==== Provided material
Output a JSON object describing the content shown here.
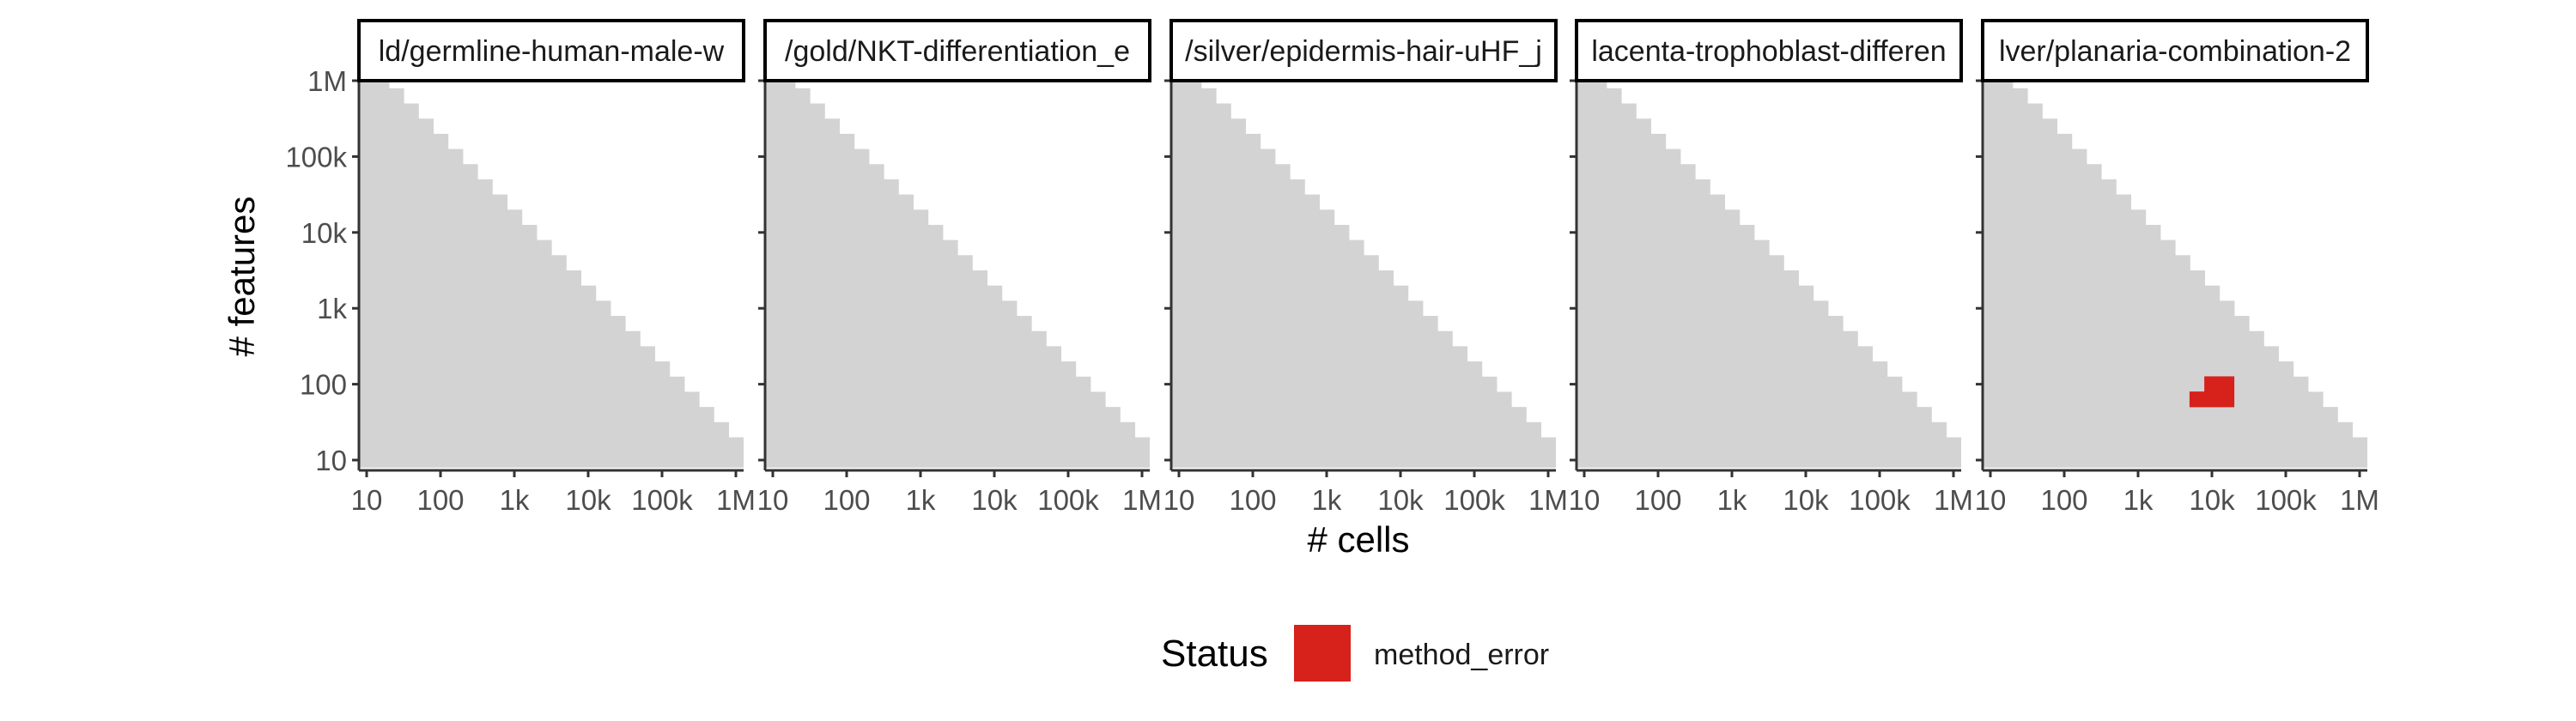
{
  "chart_data": {
    "type": "heatmap",
    "x_axis": {
      "title": "# cells",
      "scale": "log10",
      "range": [
        10,
        1000000
      ],
      "ticks": [
        {
          "value": 10,
          "label": "10"
        },
        {
          "value": 100,
          "label": "100"
        },
        {
          "value": 1000,
          "label": "1k"
        },
        {
          "value": 10000,
          "label": "10k"
        },
        {
          "value": 100000,
          "label": "100k"
        },
        {
          "value": 1000000,
          "label": "1M"
        }
      ]
    },
    "y_axis": {
      "title": "# features",
      "scale": "log10",
      "range": [
        10,
        1000000
      ],
      "ticks": [
        {
          "value": 10,
          "label": "10"
        },
        {
          "value": 100,
          "label": "100"
        },
        {
          "value": 1000,
          "label": "1k"
        },
        {
          "value": 10000,
          "label": "10k"
        },
        {
          "value": 100000,
          "label": "100k"
        },
        {
          "value": 1000000,
          "label": "1M"
        }
      ]
    },
    "grid_step_log10": 0.2,
    "coverage_limit_log10": 7.2,
    "background_status": "not evaluated",
    "panels": [
      {
        "label": "ld/germline-human-male-w",
        "cells": []
      },
      {
        "label": "/gold/NKT-differentiation_e",
        "cells": []
      },
      {
        "label": "/silver/epidermis-hair-uHF_j",
        "cells": []
      },
      {
        "label": "lacenta-trophoblast-differen",
        "cells": []
      },
      {
        "label": "lver/planaria-combination-2",
        "cells": [
          {
            "log_cells": 3.8,
            "log_features": 1.8,
            "status": "method_error"
          },
          {
            "log_cells": 4.0,
            "log_features": 1.8,
            "status": "method_error"
          },
          {
            "log_cells": 4.2,
            "log_features": 1.8,
            "status": "method_error"
          },
          {
            "log_cells": 4.0,
            "log_features": 2.0,
            "status": "method_error"
          },
          {
            "log_cells": 4.2,
            "log_features": 2.0,
            "status": "method_error"
          }
        ]
      }
    ],
    "legend": {
      "title": "Status",
      "position": "bottom",
      "entries": [
        {
          "label": "method_error",
          "color": "#d7211b"
        }
      ]
    },
    "colors": {
      "background_region": "#d3d3d3",
      "method_error": "#d7211b",
      "axis_line": "#333333",
      "tick_text": "#4d4d4d"
    }
  }
}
========
About this exercise:
Transcribe each record exactly as it stands, setting aside any pictures.

Solution to the problem:
Output a JSON object describing the content shown here.
{
  "chart_data": {
    "type": "heatmap",
    "x_axis": {
      "title": "# cells",
      "scale": "log10",
      "range": [
        10,
        1000000
      ],
      "ticks": [
        {
          "value": 10,
          "label": "10"
        },
        {
          "value": 100,
          "label": "100"
        },
        {
          "value": 1000,
          "label": "1k"
        },
        {
          "value": 10000,
          "label": "10k"
        },
        {
          "value": 100000,
          "label": "100k"
        },
        {
          "value": 1000000,
          "label": "1M"
        }
      ]
    },
    "y_axis": {
      "title": "# features",
      "scale": "log10",
      "range": [
        10,
        1000000
      ],
      "ticks": [
        {
          "value": 10,
          "label": "10"
        },
        {
          "value": 100,
          "label": "100"
        },
        {
          "value": 1000,
          "label": "1k"
        },
        {
          "value": 10000,
          "label": "10k"
        },
        {
          "value": 100000,
          "label": "100k"
        },
        {
          "value": 1000000,
          "label": "1M"
        }
      ]
    },
    "grid_step_log10": 0.2,
    "coverage_limit_log10": 7.2,
    "background_status": "not evaluated",
    "panels": [
      {
        "label": "ld/germline-human-male-w",
        "cells": []
      },
      {
        "label": "/gold/NKT-differentiation_e",
        "cells": []
      },
      {
        "label": "/silver/epidermis-hair-uHF_j",
        "cells": []
      },
      {
        "label": "lacenta-trophoblast-differen",
        "cells": []
      },
      {
        "label": "lver/planaria-combination-2",
        "cells": [
          {
            "log_cells": 3.8,
            "log_features": 1.8,
            "status": "method_error"
          },
          {
            "log_cells": 4.0,
            "log_features": 1.8,
            "status": "method_error"
          },
          {
            "log_cells": 4.2,
            "log_features": 1.8,
            "status": "method_error"
          },
          {
            "log_cells": 4.0,
            "log_features": 2.0,
            "status": "method_error"
          },
          {
            "log_cells": 4.2,
            "log_features": 2.0,
            "status": "method_error"
          }
        ]
      }
    ],
    "legend": {
      "title": "Status",
      "position": "bottom",
      "entries": [
        {
          "label": "method_error",
          "color": "#d7211b"
        }
      ]
    },
    "colors": {
      "background_region": "#d3d3d3",
      "method_error": "#d7211b",
      "axis_line": "#333333",
      "tick_text": "#4d4d4d"
    }
  }
}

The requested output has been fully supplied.